▶ Passage

^^^^^^^^

The following magics will reload all modules before executing a new line and help make sure you follow PEP8 code style.

In [1]:
%load_ext autoreload
%autoreload 2

%load_ext pycodestyle_magic
%pycodestyle_on

Common Data Structures

Data Structure Category Definition
ChainMap Dictionary-like list of dictionaries
Counter Dictionary-like keeping track of the most occurring elements
Defaultdict Dictionary-like dictionary with a default value
OrderedDict Dictionary-like a dictionary where insertion order matters
Dqueue List-like the double ended queue (doubly linked list)
Heapq List-like the ordered list
NamedTuple Tuple-like tuples with field names
Enum Other a group of constants

... and many more

Note: It's really important to know how to READ THE DOCS to check the runtimes of operations, common usage cases, etc. Take some time now and familiarize yourself with them.

Tuples

Tuple are immutable groupings (BUT they can contain mutable types)

my_tuple = ()

Create tuples

In [87]:
my_tuple = ()
type(my_tuple)
Out[87]:
tuple
In [1]:
t = 1111, 22222, 'papapap!'
print(type(t))
print(t[0])
<class 'tuple'>
1111
In [94]:
# Nested tuples
u = t, (1, 2, 3, 4, 5)
u
Out[94]:
((1111, 22222, 'papapap!'), (1, 2, 3, 4, 5))
In [52]:
# Tuples are immutable
t[0] = 88888
---------------------------------------------------------------------------
TypeError                                 Traceback (most recent call last)
<ipython-input-52-9e19cce22619> in <module>
      1 # Tuples are immutable:
----> 2 t[0] = 88888

TypeError: 'tuple' object does not support item assignment
In [95]:
# but they can contain mutable objects
v = ([1, 2, 3], [3, 2, 1])
print(v)

v[0][0] = 0
print(v)
([1, 2, 3], [3, 2, 1])
([0, 2, 3], [3, 2, 1])

Lists

A list is just a mutable collection of items

my_list = []

Create and modify lists

In [2]:
doubles = []
for x in range(10):
    doubles.append(x*2)
print(doubles)
[0, 2, 4, 6, 8, 10, 12, 14, 16, 18]

Create list using comprehensions

List comprehensions are written using the following syntax

[expression for item in list]

In [9]:
doubles = [x*2 for x in range(10)]
print(doubles)

^^^^^^^^

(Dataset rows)
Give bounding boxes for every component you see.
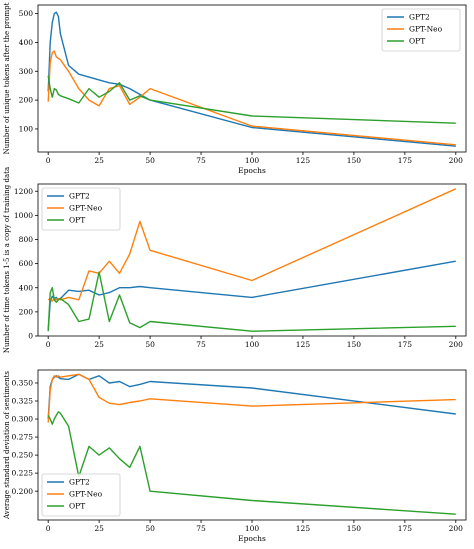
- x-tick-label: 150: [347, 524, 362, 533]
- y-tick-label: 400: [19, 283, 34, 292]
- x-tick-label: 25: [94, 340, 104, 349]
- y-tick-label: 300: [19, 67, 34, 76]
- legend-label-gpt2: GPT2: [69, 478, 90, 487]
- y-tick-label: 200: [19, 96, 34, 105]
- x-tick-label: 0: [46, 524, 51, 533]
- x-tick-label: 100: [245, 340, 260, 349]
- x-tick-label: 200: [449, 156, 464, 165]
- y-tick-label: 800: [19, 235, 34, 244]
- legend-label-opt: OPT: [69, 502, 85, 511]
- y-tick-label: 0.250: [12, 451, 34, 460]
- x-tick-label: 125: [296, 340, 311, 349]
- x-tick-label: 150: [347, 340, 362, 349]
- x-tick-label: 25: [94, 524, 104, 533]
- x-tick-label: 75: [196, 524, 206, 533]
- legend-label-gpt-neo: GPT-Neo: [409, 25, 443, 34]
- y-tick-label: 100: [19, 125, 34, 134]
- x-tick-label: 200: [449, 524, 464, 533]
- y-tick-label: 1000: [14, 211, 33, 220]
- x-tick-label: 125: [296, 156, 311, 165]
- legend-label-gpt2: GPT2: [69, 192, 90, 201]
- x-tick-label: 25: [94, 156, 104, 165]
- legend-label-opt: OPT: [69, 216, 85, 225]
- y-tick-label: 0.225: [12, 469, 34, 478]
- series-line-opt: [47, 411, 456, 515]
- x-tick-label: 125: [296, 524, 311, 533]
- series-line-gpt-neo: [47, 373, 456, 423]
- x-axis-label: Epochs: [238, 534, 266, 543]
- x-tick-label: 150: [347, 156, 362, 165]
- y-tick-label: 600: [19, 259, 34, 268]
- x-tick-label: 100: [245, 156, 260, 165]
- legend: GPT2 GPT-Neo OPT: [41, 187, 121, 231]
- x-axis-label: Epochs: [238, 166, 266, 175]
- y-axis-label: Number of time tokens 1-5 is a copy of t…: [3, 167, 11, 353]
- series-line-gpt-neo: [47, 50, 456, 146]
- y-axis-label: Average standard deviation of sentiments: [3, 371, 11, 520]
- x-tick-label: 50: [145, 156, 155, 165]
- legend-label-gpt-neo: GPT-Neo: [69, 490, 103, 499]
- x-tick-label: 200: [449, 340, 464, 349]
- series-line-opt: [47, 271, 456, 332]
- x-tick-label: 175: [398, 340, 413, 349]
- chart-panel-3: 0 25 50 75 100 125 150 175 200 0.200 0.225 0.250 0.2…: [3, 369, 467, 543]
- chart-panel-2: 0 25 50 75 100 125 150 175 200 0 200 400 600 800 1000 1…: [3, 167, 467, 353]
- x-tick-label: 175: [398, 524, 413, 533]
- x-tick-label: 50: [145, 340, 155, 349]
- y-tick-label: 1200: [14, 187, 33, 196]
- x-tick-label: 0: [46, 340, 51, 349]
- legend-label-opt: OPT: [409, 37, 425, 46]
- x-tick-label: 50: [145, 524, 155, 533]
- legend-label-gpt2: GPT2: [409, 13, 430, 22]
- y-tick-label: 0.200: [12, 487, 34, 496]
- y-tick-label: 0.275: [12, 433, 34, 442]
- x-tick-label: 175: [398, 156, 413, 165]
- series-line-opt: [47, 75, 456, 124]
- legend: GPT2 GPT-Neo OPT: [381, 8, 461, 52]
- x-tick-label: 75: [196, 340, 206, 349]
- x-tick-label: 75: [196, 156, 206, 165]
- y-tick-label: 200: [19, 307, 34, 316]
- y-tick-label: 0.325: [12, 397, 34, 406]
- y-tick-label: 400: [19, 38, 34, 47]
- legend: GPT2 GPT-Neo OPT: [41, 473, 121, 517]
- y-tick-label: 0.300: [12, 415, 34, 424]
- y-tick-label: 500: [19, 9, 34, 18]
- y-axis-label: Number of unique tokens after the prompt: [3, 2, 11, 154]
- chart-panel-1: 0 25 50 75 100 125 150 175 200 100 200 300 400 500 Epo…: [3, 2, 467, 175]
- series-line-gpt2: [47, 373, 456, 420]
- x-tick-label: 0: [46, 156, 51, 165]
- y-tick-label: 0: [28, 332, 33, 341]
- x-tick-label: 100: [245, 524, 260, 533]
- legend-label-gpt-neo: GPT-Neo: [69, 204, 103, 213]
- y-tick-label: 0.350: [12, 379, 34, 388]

^^^^^^^^

▶ Exercise requirements
1) In the Python data structures notebook, which category does the table give for Heapq?
2) Continue the Python data structures notebook from the point where it stops.

▶ Answers by task
1) List-like

2)
[0, 2, 4, 6, 8, 10, 12, 14, 16, 18]
In [10]:
# Create a list of tuples using list comprehensions
[(x, y) for x in [1, 2, 3] for y in [3, 1, 4] if x != y]
Out[10]:
[(1, 3), (1, 4), (2, 3), (2, 1), (2, 4), (3, 1), (3, 4)]

The following examples are from the docs

In [11]:
# Filter the list to exclude negative numbers
vec = [-10, 12, 0, -5, 2]
[x for x in vec if x >= 0]
Out[11]:
[12, 0, 2]
In [12]:
# Apply a function to all the elements
[abs(x) for x in vec]
Out[12]:
[10, 12, 0, 5, 2]
In [1]:
# Call a method on each element
freshfruit = ['  banana', '  loganberry ', 'passion fruit  ']
[fruit.strip() for fruit in freshfruit]
Out[1]:
['banana', 'loganberry', 'passion fruit']

Note: The strip() function takes a string and strips if of spaces in front and behind.

In [9]:
fruit = '   banana'
fruit.strip?
Signature: fruit.strip(chars=None, /)
Docstring:
Return a copy of the string with leading and trailing whitespace remove.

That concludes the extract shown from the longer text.